## Text block:
┏━━

While Alisson Becker’s late lapse will grab the headlines, the finger of blame is increasingly being pointed at the other end of the pitch. Specifically, at Cody Gakpo. The Dutch international, who has struggled to ignite for much of this campaign, found himself at the centre of a stinging assessment from Jamie O’Hara on Wednesday morning.
“He ain’t good enough”
Speaking on Sky Sports News, O’Hara didn’t mince his words when comparing the current crop to the attacking standard-bearers of Liverpool’s recent past. For the former Tottenham midfielder, the drop-off from the departed Luis Diaz to Gakpo is the primary reason the Reds find themselves stalled in fifth place.
“Luis Diaz was one of their best players,” O’Hara claimed. “He left and you’ve got Cody Gakpo playing. He ain’t good enough. He’s an average player in the Premier League. He’s not good enough.”
It is a harsh appraisal of a player who cost £37m, but it is one that is beginning to chime with a frustrated section of the Anfield faithful. Gakpo’s return of just eight goals in 37 matches is a far cry from the 18 he notched during a far more productive 2024/25 campaign.

┗━━

## Set of tasks:
a – In the article on Cody Gakpo, how much did Gakpo cost?
b – Carry the article on Cody Gakpo forward from its final sentence.
You won't need the entries for this.

## Stored data entries:
┏━━

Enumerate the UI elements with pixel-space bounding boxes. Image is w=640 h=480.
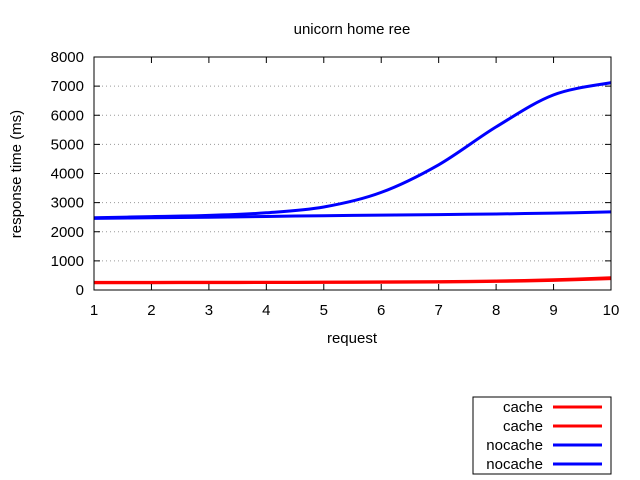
y-tick-label: 1000 xyxy=(51,253,84,270)
x-tick-label: 9 xyxy=(549,302,557,319)
x-tick-label: 7 xyxy=(434,302,442,319)
x-axis-label: request xyxy=(327,330,378,347)
y-tick-label: 2000 xyxy=(51,224,84,241)
grid-lines xyxy=(94,85,611,262)
legend-label: nocache xyxy=(486,437,543,454)
x-tick-label: 4 xyxy=(262,302,270,319)
y-tick-label: 3000 xyxy=(51,195,84,212)
x-tick-label: 1 xyxy=(90,302,98,319)
series-line-nocache xyxy=(93,81,612,220)
y-axis-label: response time (ms) xyxy=(8,110,25,238)
legend-label: cache xyxy=(503,418,543,435)
legend-box xyxy=(472,396,612,475)
axis-ticks: 0 1000 2000 3000 4000 5000 6000 7000 8000 1 2 3 4 5 6 7… xyxy=(51,49,620,319)
chart-title: unicorn home ree xyxy=(294,21,411,38)
y-tick-label: 0 xyxy=(76,282,84,299)
x-tick-label: 8 xyxy=(492,302,500,319)
legend: cache cache nocache nocache xyxy=(472,396,612,475)
legend-label: nocache xyxy=(486,456,543,473)
series-line-cache xyxy=(94,277,612,285)
series-line-nocache xyxy=(93,210,612,220)
x-tick-label: 3 xyxy=(205,302,213,319)
y-tick-label: 7000 xyxy=(51,78,84,95)
legend-label: cache xyxy=(503,399,543,416)
y-tick-label: 8000 xyxy=(51,49,84,66)
x-tick-label: 6 xyxy=(377,302,385,319)
x-tick-label: 5 xyxy=(320,302,328,319)
x-tick-label: 2 xyxy=(147,302,155,319)
x-tick-label: 10 xyxy=(603,302,620,319)
y-tick-label: 5000 xyxy=(51,136,84,153)
series-lines xyxy=(93,81,612,285)
plot-frame xyxy=(93,56,612,291)
y-tick-label: 6000 xyxy=(51,107,84,124)
y-tick-label: 4000 xyxy=(51,166,84,183)
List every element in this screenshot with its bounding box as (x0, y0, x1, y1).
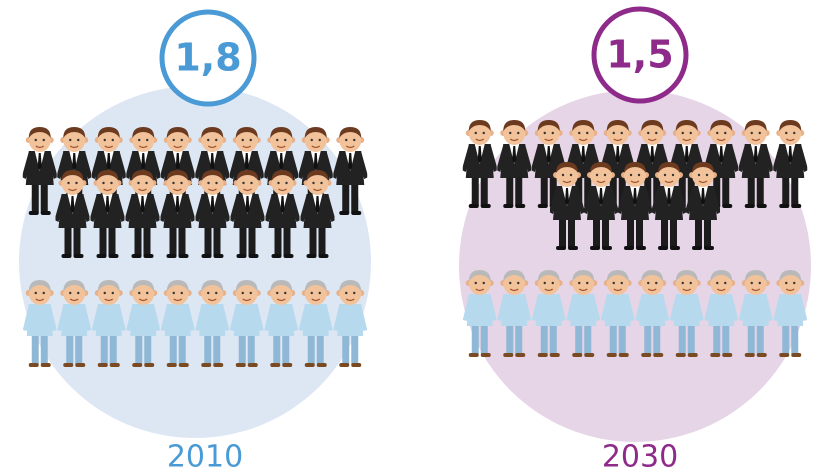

┗━━

## Answers below:
a – £37m.

b –
At Molineux, his evening was summed up in one agonising second-half moment where he inadvertently blocked a goal-bound Curtis Jones effort that would have surely changed the trajectory of the match and put the visitors 1-0 ahead.
The predictability problem
The criticism of the 26-year-old isn’t just about the numbers; it’s about the style. Under Arne Slot, the “off-the-cuff effervescence” that Diaz provided has been replaced by a more structured, yet often ponderous, approach. Gakpo has become the poster boy for this “boring” tag, frequently cutting inside onto his right foot in a manner that Premier League full-backs have seemingly decoded.
O’Hara extended his critique beyond Gakpo, labeling the entire Liverpool side as “poor” and “boring” following the defeat to the Premier League’s basement club, questioning whether the pragmatic style of play under Slot is actually taking the club backwards
A matter of confidence
Despite the noise from the pundits, Gakpo does not lack support within the AXA Training Centre walls. Senior figures like Andy Robertson have been vocal in their backing, with the Scot taking to Instagram to celebrate Gakpo’s recent goal.
However, professional solidarity only goes so far in a results-based business. With Slot still easing the highly-rated Rio Ngumoha into first-team life with extreme caution, Gakpo remains an essential cog in the Liverpool machine by default.
Whether he can rediscover the “superb” form he showed last season remains the multi-million pound question. For the sake of his own Liverpool career and the club’s rapidly fading top-four hopes he needs to find an answer before the summer window opens..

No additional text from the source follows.